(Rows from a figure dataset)
──────
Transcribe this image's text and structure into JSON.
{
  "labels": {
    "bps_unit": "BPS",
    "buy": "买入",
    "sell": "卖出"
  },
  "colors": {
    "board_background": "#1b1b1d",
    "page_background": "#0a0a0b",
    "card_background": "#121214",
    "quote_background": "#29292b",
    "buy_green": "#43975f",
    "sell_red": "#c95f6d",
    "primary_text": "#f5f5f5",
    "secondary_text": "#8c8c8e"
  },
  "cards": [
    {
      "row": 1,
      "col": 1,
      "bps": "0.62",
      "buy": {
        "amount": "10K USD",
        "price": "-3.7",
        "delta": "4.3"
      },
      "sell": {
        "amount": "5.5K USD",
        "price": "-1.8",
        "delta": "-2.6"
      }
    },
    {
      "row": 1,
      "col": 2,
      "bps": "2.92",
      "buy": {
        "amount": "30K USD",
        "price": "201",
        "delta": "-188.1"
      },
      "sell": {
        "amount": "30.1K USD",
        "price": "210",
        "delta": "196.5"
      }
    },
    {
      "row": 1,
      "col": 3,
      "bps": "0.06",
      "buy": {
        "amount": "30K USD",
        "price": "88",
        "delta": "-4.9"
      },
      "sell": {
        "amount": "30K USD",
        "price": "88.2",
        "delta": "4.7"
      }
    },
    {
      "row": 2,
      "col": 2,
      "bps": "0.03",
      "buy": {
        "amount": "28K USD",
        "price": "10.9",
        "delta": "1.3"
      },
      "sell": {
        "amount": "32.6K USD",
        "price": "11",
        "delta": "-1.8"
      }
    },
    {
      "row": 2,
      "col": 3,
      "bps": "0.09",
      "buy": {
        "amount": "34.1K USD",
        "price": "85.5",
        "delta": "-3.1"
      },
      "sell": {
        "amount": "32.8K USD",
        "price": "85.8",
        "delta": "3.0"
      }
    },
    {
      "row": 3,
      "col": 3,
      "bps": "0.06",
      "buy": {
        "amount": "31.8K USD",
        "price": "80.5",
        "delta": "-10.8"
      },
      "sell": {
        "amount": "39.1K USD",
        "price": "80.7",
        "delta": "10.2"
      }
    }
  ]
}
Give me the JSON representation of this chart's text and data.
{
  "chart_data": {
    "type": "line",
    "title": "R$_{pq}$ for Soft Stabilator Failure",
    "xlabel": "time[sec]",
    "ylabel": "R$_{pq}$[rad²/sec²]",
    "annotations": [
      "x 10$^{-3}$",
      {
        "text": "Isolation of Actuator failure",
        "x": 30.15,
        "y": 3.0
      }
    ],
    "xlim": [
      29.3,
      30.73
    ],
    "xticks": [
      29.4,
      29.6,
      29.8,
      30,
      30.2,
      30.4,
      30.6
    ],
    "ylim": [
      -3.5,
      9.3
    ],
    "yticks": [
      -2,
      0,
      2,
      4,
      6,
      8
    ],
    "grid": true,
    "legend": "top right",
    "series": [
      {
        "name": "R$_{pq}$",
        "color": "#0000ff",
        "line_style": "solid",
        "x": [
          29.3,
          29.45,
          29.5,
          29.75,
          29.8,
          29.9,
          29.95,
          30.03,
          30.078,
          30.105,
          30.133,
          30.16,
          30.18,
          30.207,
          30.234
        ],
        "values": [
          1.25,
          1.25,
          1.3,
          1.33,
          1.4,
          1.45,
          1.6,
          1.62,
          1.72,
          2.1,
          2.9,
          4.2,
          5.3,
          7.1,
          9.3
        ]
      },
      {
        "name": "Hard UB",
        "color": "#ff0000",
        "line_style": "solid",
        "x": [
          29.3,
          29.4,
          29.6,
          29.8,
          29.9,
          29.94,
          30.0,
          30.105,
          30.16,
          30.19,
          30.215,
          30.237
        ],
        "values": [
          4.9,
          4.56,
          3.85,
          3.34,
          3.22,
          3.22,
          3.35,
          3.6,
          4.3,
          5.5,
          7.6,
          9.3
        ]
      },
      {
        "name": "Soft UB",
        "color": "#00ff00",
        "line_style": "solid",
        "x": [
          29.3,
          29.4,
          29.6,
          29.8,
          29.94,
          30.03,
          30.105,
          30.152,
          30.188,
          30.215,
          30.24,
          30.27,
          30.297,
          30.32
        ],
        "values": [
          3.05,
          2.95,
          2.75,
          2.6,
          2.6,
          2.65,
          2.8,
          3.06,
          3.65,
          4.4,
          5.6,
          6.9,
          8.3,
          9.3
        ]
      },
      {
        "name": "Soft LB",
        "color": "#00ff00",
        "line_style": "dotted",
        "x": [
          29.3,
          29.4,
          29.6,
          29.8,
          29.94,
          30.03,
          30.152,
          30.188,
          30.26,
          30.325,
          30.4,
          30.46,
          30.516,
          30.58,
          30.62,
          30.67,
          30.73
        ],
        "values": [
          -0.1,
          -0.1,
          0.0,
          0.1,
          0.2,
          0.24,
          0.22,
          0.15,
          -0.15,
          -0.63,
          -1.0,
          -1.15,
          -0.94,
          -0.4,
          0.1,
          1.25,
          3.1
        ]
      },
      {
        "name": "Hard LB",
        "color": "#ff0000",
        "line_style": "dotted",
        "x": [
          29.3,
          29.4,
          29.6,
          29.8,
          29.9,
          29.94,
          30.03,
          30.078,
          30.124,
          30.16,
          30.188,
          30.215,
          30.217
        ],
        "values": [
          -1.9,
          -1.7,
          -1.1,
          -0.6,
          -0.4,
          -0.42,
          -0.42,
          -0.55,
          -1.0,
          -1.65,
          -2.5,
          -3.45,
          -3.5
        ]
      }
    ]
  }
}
──────
* **Work to complete**
In the records above, locate each line with the word "amount". Copy all such lines.

* **The output**
        "amount": "10K USD",
        "amount": "5.5K USD",
        "amount": "30K USD",
        "amount": "30.1K USD",
        "amount": "30K USD",
        "amount": "30K USD",
        "amount": "28K USD",
        "amount": "32.6K USD",
        "amount": "34.1K USD",
        "amount": "32.8K USD",
        "amount": "31.8K USD",
        "amount": "39.1K USD",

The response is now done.